# Raw data
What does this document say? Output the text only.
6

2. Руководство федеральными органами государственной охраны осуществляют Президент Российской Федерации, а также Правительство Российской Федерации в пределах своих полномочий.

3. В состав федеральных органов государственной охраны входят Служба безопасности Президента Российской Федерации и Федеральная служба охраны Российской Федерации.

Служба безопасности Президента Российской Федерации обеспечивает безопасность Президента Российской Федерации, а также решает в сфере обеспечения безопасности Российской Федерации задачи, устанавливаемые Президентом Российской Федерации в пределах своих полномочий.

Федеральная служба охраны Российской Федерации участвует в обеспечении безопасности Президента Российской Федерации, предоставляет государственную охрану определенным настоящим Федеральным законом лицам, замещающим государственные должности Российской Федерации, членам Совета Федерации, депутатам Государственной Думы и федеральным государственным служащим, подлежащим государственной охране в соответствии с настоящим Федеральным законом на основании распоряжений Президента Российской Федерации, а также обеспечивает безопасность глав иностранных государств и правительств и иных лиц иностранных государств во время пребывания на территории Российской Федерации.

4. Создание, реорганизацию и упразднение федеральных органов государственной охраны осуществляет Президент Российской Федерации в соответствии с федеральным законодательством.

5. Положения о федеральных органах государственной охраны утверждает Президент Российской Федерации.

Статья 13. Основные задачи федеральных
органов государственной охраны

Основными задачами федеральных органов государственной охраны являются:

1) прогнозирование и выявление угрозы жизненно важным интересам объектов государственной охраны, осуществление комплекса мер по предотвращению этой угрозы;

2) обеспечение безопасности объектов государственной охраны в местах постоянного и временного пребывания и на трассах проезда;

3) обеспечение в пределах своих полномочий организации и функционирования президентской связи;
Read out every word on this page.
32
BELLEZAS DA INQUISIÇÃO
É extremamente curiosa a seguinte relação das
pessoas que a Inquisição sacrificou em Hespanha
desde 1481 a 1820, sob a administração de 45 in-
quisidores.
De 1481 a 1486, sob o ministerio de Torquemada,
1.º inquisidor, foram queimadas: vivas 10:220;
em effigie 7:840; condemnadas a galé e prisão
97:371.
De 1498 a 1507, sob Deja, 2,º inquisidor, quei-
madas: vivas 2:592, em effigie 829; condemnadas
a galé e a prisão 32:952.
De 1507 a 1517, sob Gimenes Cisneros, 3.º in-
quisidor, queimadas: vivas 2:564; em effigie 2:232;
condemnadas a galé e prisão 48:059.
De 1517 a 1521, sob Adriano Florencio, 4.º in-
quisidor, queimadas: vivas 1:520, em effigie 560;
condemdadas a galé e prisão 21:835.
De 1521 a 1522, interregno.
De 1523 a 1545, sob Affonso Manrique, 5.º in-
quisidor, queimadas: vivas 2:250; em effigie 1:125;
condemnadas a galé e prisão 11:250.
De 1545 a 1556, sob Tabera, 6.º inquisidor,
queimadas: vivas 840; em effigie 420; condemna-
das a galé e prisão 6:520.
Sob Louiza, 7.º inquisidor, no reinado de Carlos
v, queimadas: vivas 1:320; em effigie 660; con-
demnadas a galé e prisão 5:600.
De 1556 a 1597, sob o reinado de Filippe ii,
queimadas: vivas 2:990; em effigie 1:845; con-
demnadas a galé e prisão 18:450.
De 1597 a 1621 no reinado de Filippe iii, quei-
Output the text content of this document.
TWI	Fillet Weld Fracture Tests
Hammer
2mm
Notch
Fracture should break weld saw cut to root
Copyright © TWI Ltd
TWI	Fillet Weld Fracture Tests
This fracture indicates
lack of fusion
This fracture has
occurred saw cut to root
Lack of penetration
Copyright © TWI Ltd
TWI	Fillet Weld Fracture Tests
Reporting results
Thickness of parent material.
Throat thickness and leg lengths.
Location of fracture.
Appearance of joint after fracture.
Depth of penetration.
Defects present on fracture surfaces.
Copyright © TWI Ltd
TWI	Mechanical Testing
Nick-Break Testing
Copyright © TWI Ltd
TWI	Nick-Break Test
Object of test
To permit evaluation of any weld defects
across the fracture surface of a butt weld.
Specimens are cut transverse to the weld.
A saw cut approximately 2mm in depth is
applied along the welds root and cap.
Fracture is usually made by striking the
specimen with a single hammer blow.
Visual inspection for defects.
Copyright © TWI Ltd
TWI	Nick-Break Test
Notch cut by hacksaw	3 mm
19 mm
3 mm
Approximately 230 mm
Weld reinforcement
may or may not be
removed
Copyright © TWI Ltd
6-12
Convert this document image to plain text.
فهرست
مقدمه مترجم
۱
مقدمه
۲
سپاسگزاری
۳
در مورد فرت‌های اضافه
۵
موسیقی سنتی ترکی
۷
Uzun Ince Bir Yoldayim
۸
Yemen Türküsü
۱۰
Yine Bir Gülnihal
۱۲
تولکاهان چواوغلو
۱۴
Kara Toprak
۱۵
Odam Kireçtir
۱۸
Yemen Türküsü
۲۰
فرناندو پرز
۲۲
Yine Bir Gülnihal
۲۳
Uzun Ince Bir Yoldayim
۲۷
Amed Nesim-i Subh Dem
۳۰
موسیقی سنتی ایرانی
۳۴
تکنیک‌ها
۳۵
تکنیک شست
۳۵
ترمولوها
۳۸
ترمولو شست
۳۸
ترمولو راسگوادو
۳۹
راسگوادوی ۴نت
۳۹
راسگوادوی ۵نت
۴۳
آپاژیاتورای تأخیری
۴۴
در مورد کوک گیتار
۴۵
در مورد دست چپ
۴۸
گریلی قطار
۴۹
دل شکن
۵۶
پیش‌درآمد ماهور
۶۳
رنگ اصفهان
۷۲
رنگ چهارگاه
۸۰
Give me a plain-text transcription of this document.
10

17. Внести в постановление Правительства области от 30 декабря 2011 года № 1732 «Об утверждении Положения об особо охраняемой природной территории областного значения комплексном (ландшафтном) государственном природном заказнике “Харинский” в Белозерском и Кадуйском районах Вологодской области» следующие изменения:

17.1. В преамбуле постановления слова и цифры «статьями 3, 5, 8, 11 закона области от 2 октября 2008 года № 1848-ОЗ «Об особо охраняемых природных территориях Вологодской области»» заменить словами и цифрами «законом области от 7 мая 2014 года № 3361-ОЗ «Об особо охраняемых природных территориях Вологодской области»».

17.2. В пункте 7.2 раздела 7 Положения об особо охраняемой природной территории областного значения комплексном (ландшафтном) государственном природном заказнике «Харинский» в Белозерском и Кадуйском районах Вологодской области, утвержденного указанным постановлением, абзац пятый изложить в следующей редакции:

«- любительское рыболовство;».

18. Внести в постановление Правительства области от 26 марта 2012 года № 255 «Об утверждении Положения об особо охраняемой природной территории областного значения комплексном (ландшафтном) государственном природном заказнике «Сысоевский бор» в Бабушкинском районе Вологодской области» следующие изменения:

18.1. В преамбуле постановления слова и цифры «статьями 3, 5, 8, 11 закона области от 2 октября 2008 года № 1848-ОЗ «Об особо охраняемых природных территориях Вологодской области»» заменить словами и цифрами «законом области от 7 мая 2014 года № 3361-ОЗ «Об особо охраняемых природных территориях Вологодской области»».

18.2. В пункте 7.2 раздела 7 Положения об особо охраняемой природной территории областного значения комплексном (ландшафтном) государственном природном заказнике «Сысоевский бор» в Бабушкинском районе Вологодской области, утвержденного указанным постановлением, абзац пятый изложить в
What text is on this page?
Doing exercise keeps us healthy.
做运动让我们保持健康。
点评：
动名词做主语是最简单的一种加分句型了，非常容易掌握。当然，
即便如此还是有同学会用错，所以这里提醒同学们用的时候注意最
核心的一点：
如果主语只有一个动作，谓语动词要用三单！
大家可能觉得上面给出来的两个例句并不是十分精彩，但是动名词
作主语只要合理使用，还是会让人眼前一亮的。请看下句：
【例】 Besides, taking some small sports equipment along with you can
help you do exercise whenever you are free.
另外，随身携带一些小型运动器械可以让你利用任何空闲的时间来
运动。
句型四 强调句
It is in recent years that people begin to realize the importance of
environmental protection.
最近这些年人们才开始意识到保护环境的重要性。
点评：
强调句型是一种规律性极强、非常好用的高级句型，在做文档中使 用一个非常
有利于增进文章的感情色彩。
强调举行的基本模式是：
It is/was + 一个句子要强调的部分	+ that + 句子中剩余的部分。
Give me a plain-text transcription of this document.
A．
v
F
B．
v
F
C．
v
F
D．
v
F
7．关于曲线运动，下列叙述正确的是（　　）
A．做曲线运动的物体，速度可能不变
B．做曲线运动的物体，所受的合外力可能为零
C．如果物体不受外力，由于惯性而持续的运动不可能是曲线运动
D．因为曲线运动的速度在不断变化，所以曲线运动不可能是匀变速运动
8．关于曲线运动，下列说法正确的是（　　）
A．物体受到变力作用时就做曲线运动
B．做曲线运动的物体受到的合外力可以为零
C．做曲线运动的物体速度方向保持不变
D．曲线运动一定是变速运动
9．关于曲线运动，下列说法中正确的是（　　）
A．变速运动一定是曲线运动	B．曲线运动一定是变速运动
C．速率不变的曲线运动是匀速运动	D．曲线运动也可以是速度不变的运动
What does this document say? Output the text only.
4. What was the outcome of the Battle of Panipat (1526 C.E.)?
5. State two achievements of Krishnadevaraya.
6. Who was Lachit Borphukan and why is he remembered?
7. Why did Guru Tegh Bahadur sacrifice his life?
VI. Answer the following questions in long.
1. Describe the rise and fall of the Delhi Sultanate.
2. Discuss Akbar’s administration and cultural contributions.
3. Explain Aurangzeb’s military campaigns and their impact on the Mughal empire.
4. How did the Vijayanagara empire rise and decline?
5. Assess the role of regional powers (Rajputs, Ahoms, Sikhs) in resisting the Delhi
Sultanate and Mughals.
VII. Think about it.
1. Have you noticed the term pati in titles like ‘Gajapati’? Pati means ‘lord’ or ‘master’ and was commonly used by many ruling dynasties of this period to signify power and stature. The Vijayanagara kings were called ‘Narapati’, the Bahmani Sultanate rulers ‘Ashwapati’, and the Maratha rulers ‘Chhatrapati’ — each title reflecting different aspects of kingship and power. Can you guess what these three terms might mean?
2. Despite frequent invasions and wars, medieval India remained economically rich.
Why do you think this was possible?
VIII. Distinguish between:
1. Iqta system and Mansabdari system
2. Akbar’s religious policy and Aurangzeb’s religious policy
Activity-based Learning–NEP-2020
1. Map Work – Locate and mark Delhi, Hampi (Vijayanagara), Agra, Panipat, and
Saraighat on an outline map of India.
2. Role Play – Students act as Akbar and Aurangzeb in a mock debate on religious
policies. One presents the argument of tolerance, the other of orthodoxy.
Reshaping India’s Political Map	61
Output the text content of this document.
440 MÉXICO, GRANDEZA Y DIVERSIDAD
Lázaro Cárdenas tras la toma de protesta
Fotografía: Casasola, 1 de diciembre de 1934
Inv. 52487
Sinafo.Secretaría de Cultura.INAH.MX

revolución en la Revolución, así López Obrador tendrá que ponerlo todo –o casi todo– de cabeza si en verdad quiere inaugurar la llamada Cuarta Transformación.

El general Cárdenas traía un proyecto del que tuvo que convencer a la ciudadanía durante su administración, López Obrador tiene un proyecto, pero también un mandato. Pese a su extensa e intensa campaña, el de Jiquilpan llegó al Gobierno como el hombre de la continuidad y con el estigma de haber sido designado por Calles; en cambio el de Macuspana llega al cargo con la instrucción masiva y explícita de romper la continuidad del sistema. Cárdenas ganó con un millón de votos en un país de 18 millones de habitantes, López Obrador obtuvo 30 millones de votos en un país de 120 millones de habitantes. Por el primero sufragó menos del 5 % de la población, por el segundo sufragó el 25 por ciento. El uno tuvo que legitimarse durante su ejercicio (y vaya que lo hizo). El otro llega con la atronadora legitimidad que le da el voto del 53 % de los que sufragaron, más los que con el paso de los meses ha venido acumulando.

# Direction
Report how many lines in these entries contain "Filippe". Answer with the number only.

# Task solution
2